* [Supplied entries]
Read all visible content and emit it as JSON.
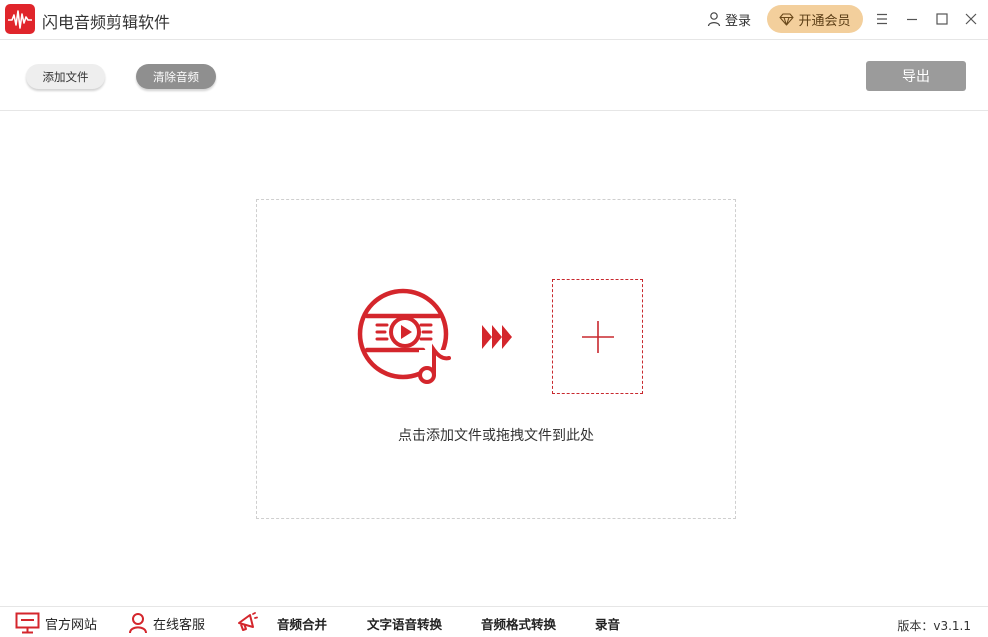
{
  "titlebar": {
    "title": "闪电音频剪辑软件",
    "login_label": "登录",
    "vip_label": "开通会员"
  },
  "toolbar": {
    "add_file_label": "添加文件",
    "clear_audio_label": "清除音频",
    "export_label": "导出"
  },
  "dropzone": {
    "hint": "点击添加文件或拖拽文件到此处"
  },
  "footer": {
    "items": [
      {
        "label": "官方网站",
        "icon": "monitor-icon"
      },
      {
        "label": "在线客服",
        "icon": "user-service-icon"
      },
      {
        "label": "音频合并",
        "icon": "megaphone-icon"
      },
      {
        "label": "文字语音转换"
      },
      {
        "label": "音频格式转换"
      },
      {
        "label": "录音"
      }
    ],
    "version": "版本：v3.1.1"
  },
  "colors": {
    "brand_red": "#e0252b",
    "vip_gold": "#f3cf9c",
    "button_gray": "#8f8f8f"
  }
}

* [Exercise instructions]
Copy all of the entries verbatim, leaving out any pictures they contain.

* [Written response]
Read all visible content and emit it as JSON.
{
  "titlebar": {
    "title": "闪电音频剪辑软件",
    "login_label": "登录",
    "vip_label": "开通会员"
  },
  "toolbar": {
    "add_file_label": "添加文件",
    "clear_audio_label": "清除音频",
    "export_label": "导出"
  },
  "dropzone": {
    "hint": "点击添加文件或拖拽文件到此处"
  },
  "footer": {
    "items": [
      {
        "label": "官方网站",
        "icon": "monitor-icon"
      },
      {
        "label": "在线客服",
        "icon": "user-service-icon"
      },
      {
        "label": "音频合并",
        "icon": "megaphone-icon"
      },
      {
        "label": "文字语音转换"
      },
      {
        "label": "音频格式转换"
      },
      {
        "label": "录音"
      }
    ],
    "version": "版本：v3.1.1"
  },
  "colors": {
    "brand_red": "#e0252b",
    "vip_gold": "#f3cf9c",
    "button_gray": "#8f8f8f"
  }
}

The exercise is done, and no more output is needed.